▸ The problem: The listing must be reproduced in full, exactly as it stands.

▸ Stored data:
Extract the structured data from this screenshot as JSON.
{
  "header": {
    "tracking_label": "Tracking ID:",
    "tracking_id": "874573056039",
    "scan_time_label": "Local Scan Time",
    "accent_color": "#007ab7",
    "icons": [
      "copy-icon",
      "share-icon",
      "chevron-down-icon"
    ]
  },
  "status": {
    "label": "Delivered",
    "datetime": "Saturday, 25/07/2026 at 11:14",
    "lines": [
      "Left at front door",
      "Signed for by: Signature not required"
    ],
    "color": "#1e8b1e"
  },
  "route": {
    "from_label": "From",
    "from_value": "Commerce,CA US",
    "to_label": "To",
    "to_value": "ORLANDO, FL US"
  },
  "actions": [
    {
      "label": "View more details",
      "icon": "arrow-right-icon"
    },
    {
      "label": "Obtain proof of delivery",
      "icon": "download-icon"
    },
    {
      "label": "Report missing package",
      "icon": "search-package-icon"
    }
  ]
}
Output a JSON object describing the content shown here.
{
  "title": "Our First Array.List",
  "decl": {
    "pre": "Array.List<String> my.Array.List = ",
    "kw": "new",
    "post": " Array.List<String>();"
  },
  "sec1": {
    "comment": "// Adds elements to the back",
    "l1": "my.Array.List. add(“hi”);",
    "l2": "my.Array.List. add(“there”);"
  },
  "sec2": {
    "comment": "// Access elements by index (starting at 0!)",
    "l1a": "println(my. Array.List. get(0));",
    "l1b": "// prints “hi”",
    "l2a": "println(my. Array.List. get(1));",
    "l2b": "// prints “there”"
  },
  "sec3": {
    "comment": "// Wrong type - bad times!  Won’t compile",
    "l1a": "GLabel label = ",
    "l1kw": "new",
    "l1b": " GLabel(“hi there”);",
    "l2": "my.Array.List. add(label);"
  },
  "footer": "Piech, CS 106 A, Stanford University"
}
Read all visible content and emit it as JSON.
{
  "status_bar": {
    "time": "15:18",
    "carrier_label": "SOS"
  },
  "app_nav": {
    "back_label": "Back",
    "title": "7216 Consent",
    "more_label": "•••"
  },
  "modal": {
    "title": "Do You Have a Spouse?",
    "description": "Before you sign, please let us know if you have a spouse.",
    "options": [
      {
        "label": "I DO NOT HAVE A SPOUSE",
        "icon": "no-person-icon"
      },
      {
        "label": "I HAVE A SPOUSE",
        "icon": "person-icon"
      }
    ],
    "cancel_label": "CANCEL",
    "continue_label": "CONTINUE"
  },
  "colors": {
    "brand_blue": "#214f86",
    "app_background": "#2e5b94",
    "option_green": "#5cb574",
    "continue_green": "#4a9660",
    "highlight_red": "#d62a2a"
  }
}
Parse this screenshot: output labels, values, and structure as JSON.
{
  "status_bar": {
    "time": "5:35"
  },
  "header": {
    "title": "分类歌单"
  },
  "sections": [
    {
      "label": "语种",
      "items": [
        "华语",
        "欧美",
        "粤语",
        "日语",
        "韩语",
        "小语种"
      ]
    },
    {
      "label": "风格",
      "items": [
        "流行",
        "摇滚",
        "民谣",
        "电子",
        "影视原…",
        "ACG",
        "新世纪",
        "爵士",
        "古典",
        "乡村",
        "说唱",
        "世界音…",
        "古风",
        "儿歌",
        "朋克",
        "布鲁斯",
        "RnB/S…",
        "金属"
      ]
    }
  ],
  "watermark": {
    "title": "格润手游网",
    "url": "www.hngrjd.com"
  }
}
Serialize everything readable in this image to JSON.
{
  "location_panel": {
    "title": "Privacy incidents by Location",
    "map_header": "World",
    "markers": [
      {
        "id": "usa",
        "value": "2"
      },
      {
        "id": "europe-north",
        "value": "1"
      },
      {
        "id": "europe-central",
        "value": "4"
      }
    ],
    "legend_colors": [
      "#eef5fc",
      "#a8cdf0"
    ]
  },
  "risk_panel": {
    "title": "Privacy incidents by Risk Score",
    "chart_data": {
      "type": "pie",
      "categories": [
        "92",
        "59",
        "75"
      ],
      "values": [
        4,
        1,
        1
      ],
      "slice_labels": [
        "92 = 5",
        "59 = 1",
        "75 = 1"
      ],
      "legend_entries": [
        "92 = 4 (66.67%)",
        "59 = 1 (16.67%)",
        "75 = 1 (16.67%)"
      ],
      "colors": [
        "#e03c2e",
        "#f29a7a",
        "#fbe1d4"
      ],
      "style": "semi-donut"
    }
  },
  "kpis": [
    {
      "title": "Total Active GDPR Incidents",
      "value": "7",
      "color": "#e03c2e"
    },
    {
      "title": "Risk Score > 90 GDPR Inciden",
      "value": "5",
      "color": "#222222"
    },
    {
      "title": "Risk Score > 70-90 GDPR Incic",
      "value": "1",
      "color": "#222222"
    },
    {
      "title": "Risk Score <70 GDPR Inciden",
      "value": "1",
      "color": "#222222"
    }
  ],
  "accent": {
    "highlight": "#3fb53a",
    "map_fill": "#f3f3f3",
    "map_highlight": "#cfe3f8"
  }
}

▸ Answer for this exercise:
Extract the structured data from this screenshot as JSON.
{
  "header": {
    "tracking_label": "Tracking ID:",
    "tracking_id": "874573056039",
    "scan_time_label": "Local Scan Time",
    "accent_color": "#007ab7",
    "icons": [
      "copy-icon",
      "share-icon",
      "chevron-down-icon"
    ]
  },
  "status": {
    "label": "Delivered",
    "datetime": "Saturday, 25/07/2026 at 11:14",
    "lines": [
      "Left at front door",
      "Signed for by: Signature not required"
    ],
    "color": "#1e8b1e"
  },
  "route": {
    "from_label": "From",
    "from_value": "Commerce,CA US",
    "to_label": "To",
    "to_value": "ORLANDO, FL US"
  },
  "actions": [
    {
      "label": "View more details",
      "icon": "arrow-right-icon"
    },
    {
      "label": "Obtain proof of delivery",
      "icon": "download-icon"
    },
    {
      "label": "Report missing package",
      "icon": "search-package-icon"
    }
  ]
}
Output a JSON object describing the content shown here.
{
  "title": "Our First Array.List",
  "decl": {
    "pre": "Array.List<String> my.Array.List = ",
    "kw": "new",
    "post": " Array.List<String>();"
  },
  "sec1": {
    "comment": "// Adds elements to the back",
    "l1": "my.Array.List. add(“hi”);",
    "l2": "my.Array.List. add(“there”);"
  },
  "sec2": {
    "comment": "// Access elements by index (starting at 0!)",
    "l1a": "println(my. Array.List. get(0));",
    "l1b": "// prints “hi”",
    "l2a": "println(my. Array.List. get(1));",
    "l2b": "// prints “there”"
  },
  "sec3": {
    "comment": "// Wrong type - bad times!  Won’t compile",
    "l1a": "GLabel label = ",
    "l1kw": "new",
    "l1b": " GLabel(“hi there”);",
    "l2": "my.Array.List. add(label);"
  },
  "footer": "Piech, CS 106 A, Stanford University"
}
Read all visible content and emit it as JSON.
{
  "status_bar": {
    "time": "15:18",
    "carrier_label": "SOS"
  },
  "app_nav": {
    "back_label": "Back",
    "title": "7216 Consent",
    "more_label": "•••"
  },
  "modal": {
    "title": "Do You Have a Spouse?",
    "description": "Before you sign, please let us know if you have a spouse.",
    "options": [
      {
        "label": "I DO NOT HAVE A SPOUSE",
        "icon": "no-person-icon"
      },
      {
        "label": "I HAVE A SPOUSE",
        "icon": "person-icon"
      }
    ],
    "cancel_label": "CANCEL",
    "continue_label": "CONTINUE"
  },
  "colors": {
    "brand_blue": "#214f86",
    "app_background": "#2e5b94",
    "option_green": "#5cb574",
    "continue_green": "#4a9660",
    "highlight_red": "#d62a2a"
  }
}
Parse this screenshot: output labels, values, and structure as JSON.
{
  "status_bar": {
    "time": "5:35"
  },
  "header": {
    "title": "分类歌单"
  },
  "sections": [
    {
      "label": "语种",
      "items": [
        "华语",
        "欧美",
        "粤语",
        "日语",
        "韩语",
        "小语种"
      ]
    },
    {
      "label": "风格",
      "items": [
        "流行",
        "摇滚",
        "民谣",
        "电子",
        "影视原…",
        "ACG",
        "新世纪",
        "爵士",
        "古典",
        "乡村",
        "说唱",
        "世界音…",
        "古风",
        "儿歌",
        "朋克",
        "布鲁斯",
        "RnB/S…",
        "金属"
      ]
    }
  ],
  "watermark": {
    "title": "格润手游网",
    "url": "www.hngrjd.com"
  }
}
Serialize everything readable in this image to JSON.
{
  "location_panel": {
    "title": "Privacy incidents by Location",
    "map_header": "World",
    "markers": [
      {
        "id": "usa",
        "value": "2"
      },
      {
        "id": "europe-north",
        "value": "1"
      },
      {
        "id": "europe-central",
        "value": "4"
      }
    ],
    "legend_colors": [
      "#eef5fc",
      "#a8cdf0"
    ]
  },
  "risk_panel": {
    "title": "Privacy incidents by Risk Score",
    "chart_data": {
      "type": "pie",
      "categories": [
        "92",
        "59",
        "75"
      ],
      "values": [
        4,
        1,
        1
      ],
      "slice_labels": [
        "92 = 5",
        "59 = 1",
        "75 = 1"
      ],
      "legend_entries": [
        "92 = 4 (66.67%)",
        "59 = 1 (16.67%)",
        "75 = 1 (16.67%)"
      ],
      "colors": [
        "#e03c2e",
        "#f29a7a",
        "#fbe1d4"
      ],
      "style": "semi-donut"
    }
  },
  "kpis": [
    {
      "title": "Total Active GDPR Incidents",
      "value": "7",
      "color": "#e03c2e"
    },
    {
      "title": "Risk Score > 90 GDPR Inciden",
      "value": "5",
      "color": "#222222"
    },
    {
      "title": "Risk Score > 70-90 GDPR Incic",
      "value": "1",
      "color": "#222222"
    },
    {
      "title": "Risk Score <70 GDPR Inciden",
      "value": "1",
      "color": "#222222"
    }
  ],
  "accent": {
    "highlight": "#3fb53a",
    "map_fill": "#f3f3f3",
    "map_highlight": "#cfe3f8"
  }
}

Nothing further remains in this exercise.